▶ [SET OF TASKS]
1. List the field names given under "Personal information" in the Writtick Chatterjee profile.
2. According to the Writtick Chatterjee profile, on what date did he make his Twenty20 debut for Bengal?
3. Resume the profile of the cricketer Writtick Chatterjee after its final sentence.

+++ EXTRACT TO READ +++

Writtick Chatterjee

Personal information
- Full name: Writtick Bijoy Chatterjee
- Born: 28 September 1992 (age 33) Jamtara, West Bengal, India
- Batting: Right-handed
- Bowling: Right-arm off-break
- Role: All-rounder

Domestic team information
- 2013–present: Bengal
- 2022: Punjab Kings

Career statistics
| Competition | FC | LA | T20 |
| Matches | 19 | 25 | 42 |
| Runs scored | 791 | 354 | 354 |
| Batting average | 25.51 | 20.82 | 19.66 |
| 100s/50s | 2/2 | 0/0 | 0/1 |
| Top score | 216 | 37* | 51 |
| Balls bowled | 839 | 798 | 654 |
| Wickets | 10 | 16 | 30 |
| Bowling average | 42.80 | 41.93 | 23.43 |
| 5 wickets in innings | 1 | 0 | 0 |
| 10 wickets in match | 0 | 0 | 0 |
| Best bowling | 5/22 | 3/46 | 3/12 |
| Catches/stumpings | 10/– | 8/– | 17/– |
- Source: Cricinfo, 16 February 2025

= Writtick Chatterjee =

Indian cricketer

Writtick Chatterjee (ঋত্বিক চ্যাটার্জী; born 28 September 1992) is an Indian cricketer who plays for Bengal as an all-rounder. He made his Twenty20 debut for Bengal in the 2016–17 Inter State Twenty-20 Tournament on 1 February 2017.

+++ RECORDS PROVIDED +++

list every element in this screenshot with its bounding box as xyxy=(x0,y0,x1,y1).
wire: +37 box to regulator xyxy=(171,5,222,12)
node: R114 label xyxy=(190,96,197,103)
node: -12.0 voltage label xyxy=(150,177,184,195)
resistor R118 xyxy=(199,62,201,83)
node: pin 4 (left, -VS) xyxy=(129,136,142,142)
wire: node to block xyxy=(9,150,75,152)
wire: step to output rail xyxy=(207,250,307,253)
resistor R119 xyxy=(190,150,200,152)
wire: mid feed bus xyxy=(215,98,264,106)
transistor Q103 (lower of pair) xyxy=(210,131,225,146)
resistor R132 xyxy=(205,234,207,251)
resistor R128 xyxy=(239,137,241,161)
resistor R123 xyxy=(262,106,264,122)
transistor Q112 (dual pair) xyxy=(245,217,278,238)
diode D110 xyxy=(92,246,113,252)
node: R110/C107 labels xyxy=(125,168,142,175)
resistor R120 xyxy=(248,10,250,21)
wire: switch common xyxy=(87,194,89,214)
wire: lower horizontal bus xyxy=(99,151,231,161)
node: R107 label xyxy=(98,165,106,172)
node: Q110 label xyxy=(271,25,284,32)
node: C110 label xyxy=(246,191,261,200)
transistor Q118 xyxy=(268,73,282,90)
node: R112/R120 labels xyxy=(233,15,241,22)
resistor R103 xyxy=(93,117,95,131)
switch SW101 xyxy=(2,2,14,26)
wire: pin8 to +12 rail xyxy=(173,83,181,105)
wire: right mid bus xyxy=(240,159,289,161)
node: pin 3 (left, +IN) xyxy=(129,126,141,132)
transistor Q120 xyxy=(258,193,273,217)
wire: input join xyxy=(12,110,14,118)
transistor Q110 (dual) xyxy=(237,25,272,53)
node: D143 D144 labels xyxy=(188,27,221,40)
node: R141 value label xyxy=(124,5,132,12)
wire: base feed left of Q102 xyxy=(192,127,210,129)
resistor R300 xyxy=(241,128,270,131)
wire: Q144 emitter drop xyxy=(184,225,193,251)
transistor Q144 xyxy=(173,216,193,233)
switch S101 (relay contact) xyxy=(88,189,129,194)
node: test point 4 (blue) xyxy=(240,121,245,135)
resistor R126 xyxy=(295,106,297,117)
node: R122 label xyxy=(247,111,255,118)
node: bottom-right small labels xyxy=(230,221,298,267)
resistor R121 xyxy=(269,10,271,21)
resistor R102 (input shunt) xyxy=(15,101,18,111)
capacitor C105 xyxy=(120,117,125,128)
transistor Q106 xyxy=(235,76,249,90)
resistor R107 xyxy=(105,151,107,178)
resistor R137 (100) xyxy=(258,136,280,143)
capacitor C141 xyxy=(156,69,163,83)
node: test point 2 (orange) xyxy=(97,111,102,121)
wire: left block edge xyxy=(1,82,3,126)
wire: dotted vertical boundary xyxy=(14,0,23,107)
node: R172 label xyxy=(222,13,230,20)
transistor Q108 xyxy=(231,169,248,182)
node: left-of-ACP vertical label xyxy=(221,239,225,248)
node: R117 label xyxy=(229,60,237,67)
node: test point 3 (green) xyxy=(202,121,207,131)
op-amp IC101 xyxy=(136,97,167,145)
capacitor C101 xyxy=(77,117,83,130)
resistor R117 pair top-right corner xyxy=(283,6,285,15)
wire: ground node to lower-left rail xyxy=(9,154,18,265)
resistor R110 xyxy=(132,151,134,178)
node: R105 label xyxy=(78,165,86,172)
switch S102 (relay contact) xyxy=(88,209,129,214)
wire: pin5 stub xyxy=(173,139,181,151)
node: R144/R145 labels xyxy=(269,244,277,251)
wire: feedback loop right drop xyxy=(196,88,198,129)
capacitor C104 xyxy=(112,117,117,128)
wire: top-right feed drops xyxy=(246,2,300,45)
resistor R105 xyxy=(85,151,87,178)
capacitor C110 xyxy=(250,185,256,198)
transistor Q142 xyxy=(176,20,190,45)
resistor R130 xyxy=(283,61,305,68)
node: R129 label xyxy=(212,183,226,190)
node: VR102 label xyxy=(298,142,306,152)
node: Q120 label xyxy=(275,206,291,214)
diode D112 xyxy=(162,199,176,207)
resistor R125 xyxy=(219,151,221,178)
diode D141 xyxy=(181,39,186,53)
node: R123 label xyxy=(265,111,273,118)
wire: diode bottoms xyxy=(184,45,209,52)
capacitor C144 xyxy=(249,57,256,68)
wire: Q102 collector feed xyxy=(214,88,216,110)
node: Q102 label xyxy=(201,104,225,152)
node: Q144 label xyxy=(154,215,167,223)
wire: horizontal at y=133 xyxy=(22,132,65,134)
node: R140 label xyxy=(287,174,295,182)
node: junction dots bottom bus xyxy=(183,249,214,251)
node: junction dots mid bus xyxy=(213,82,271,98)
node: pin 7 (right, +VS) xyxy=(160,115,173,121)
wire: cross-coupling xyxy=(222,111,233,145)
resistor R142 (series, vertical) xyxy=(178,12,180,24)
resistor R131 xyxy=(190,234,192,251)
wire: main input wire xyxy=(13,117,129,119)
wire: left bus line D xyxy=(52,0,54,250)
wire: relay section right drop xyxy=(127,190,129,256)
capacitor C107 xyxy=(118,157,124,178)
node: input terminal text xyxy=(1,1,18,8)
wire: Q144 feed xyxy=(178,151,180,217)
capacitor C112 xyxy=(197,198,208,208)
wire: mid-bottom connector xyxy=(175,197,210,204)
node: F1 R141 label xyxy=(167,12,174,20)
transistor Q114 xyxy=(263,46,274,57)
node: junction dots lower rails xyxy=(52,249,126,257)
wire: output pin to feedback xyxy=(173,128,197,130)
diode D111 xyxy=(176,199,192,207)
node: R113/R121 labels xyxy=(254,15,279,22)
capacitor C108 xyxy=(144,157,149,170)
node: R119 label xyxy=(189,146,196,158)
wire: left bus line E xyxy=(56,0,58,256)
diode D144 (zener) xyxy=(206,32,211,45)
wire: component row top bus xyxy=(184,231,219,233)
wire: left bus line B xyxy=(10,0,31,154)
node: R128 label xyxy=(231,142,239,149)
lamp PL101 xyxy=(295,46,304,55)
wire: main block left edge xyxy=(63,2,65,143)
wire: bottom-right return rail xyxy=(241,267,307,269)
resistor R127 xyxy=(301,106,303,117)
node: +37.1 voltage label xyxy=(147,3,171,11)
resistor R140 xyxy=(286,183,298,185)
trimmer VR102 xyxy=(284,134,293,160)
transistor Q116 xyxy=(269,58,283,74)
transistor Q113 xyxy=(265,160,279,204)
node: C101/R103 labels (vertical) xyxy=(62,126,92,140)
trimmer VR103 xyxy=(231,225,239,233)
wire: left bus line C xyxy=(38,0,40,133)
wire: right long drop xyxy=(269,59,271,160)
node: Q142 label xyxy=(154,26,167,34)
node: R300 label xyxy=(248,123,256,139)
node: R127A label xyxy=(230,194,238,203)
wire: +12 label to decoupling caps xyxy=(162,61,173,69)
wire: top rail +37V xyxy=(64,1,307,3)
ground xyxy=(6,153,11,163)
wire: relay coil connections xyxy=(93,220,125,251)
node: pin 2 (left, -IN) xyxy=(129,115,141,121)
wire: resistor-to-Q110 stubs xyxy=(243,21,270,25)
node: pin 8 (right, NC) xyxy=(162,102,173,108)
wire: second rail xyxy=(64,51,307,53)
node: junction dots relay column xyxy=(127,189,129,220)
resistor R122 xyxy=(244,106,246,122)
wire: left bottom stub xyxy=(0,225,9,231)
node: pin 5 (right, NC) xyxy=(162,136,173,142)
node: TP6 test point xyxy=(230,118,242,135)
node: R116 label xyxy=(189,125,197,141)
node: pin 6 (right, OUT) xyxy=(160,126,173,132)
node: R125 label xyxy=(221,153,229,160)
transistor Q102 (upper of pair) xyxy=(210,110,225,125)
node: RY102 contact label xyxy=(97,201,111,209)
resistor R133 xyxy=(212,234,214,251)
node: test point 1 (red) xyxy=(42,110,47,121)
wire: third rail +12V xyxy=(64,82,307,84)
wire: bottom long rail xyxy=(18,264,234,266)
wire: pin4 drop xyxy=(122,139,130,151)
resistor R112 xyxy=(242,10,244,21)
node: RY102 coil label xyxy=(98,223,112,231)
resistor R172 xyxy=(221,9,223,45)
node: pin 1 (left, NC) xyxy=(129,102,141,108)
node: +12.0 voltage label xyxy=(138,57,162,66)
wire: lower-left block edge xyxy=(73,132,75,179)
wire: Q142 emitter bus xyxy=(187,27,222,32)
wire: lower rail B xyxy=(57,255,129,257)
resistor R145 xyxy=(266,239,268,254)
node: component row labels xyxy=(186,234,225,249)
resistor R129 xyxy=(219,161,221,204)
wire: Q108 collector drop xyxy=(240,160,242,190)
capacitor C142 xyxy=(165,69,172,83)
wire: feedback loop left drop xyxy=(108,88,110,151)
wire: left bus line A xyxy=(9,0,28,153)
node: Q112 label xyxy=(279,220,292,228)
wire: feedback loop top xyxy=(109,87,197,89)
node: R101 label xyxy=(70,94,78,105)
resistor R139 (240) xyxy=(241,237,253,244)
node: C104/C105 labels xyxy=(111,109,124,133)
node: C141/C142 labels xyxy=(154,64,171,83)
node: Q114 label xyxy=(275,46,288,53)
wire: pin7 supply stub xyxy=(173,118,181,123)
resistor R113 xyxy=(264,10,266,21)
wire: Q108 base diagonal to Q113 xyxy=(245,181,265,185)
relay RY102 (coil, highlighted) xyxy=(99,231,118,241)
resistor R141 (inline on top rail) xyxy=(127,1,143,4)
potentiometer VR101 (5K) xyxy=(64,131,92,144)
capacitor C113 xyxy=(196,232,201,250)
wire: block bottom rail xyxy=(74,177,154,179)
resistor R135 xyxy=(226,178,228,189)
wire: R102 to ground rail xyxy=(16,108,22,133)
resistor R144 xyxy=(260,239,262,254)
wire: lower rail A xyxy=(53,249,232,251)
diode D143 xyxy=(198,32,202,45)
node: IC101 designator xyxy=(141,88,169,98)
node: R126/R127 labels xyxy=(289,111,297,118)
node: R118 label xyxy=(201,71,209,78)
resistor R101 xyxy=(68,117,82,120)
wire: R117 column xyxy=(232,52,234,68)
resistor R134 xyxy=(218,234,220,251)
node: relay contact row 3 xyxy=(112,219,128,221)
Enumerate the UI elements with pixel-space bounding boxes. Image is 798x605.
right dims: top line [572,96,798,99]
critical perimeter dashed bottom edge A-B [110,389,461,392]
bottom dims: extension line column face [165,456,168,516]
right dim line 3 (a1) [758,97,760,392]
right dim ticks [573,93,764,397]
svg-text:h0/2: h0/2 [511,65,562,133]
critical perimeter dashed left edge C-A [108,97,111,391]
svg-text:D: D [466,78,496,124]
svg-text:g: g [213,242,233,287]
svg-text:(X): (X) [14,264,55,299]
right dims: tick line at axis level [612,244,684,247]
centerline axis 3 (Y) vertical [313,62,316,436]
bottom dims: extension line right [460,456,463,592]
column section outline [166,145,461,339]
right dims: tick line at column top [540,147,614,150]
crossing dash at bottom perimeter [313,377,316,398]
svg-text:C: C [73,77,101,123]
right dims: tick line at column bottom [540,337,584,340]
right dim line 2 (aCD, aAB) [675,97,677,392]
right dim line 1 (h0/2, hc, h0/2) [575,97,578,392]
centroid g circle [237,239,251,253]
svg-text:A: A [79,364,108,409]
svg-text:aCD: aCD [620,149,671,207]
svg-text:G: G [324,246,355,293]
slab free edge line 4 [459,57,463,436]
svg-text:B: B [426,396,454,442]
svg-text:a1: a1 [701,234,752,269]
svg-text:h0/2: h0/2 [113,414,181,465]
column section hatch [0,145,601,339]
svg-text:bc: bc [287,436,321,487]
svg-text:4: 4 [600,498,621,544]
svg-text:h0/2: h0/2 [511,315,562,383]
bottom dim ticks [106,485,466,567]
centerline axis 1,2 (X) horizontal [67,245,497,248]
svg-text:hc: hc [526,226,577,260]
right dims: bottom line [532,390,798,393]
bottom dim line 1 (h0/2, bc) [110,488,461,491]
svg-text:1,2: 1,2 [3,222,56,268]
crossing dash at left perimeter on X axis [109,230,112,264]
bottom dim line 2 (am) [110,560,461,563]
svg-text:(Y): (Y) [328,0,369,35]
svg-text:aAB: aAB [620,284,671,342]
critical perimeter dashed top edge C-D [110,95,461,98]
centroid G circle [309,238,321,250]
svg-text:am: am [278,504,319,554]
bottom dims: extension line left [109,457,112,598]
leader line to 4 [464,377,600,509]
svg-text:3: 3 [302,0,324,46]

+++

▶ [ANSWERS BY ITEM NUMBER]
1. Full name, Born, Batting, Bowling, Role

2. 1 February 2017

3.
In December 2017, he scored his maiden double-century in first-class cricket, batting for Bengal against Gujarat in the quarter-finals of the 2017–18 Ranji Trophy.

He made his List A debut for Bengal in the 2017–18 Vijay Hazare Trophy on 5 February 2018. In July 2018, he was named in the squad for India Red for the 2018–19 Duleep Trophy. In February 2022, he was bought by the Punjab Kings in the auction for the 2022 Indian Premier League tournament.